-- BEGIN Excerpted records --

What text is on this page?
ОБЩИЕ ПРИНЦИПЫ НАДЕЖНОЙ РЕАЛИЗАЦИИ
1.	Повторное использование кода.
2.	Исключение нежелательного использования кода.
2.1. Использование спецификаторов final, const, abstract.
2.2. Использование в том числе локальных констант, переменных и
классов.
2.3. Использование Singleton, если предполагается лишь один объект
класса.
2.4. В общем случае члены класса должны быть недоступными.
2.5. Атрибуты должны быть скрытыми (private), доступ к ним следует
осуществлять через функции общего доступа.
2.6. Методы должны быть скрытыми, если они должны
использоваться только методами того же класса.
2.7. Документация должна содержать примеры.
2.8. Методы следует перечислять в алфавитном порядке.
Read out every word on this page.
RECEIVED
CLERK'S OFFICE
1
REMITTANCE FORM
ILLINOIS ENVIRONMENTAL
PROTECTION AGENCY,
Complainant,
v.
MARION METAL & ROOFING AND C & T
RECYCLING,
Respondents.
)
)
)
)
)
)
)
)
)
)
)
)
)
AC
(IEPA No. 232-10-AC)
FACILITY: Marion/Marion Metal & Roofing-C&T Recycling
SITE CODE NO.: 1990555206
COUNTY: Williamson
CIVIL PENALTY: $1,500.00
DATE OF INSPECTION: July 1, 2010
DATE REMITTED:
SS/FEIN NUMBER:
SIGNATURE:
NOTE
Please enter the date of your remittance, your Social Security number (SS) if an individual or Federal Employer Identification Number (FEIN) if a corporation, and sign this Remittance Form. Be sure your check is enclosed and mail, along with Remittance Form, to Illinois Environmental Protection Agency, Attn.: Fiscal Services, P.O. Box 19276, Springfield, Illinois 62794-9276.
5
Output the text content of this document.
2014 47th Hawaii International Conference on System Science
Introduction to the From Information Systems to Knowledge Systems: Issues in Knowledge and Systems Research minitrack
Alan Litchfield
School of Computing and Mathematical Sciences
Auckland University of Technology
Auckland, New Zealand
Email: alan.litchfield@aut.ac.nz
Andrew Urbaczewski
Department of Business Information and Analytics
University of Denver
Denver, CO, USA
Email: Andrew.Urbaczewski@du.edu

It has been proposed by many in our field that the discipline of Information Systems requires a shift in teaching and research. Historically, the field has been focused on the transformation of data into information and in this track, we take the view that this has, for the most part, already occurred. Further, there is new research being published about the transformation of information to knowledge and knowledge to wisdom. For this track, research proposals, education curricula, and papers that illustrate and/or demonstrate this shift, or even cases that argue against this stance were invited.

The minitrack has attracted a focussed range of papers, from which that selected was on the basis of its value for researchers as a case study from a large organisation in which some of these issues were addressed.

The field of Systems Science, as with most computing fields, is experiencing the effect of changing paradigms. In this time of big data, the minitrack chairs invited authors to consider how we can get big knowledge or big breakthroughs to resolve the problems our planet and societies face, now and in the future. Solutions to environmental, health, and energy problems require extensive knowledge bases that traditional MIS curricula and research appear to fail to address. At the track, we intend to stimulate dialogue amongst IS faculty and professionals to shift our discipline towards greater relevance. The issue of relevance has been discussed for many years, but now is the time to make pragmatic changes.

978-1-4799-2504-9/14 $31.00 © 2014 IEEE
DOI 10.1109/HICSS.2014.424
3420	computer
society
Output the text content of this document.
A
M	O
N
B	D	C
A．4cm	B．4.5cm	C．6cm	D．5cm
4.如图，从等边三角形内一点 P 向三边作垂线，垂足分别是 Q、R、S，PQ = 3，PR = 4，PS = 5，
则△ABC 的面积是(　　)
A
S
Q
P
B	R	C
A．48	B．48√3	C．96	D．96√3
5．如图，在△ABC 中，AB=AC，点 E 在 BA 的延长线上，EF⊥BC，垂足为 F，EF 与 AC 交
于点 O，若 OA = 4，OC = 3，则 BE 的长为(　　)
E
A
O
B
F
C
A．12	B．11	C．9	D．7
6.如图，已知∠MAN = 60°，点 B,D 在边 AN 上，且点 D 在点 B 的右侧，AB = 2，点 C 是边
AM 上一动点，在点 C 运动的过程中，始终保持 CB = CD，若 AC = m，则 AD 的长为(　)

-- END Excerpted records --

▸ Problem description
Select every line where the word "Методы" occurs.

▸ Output below
2.6. Методы должны быть скрытыми, если они должны
2.8. Методы следует перечислять в алфавитном порядке.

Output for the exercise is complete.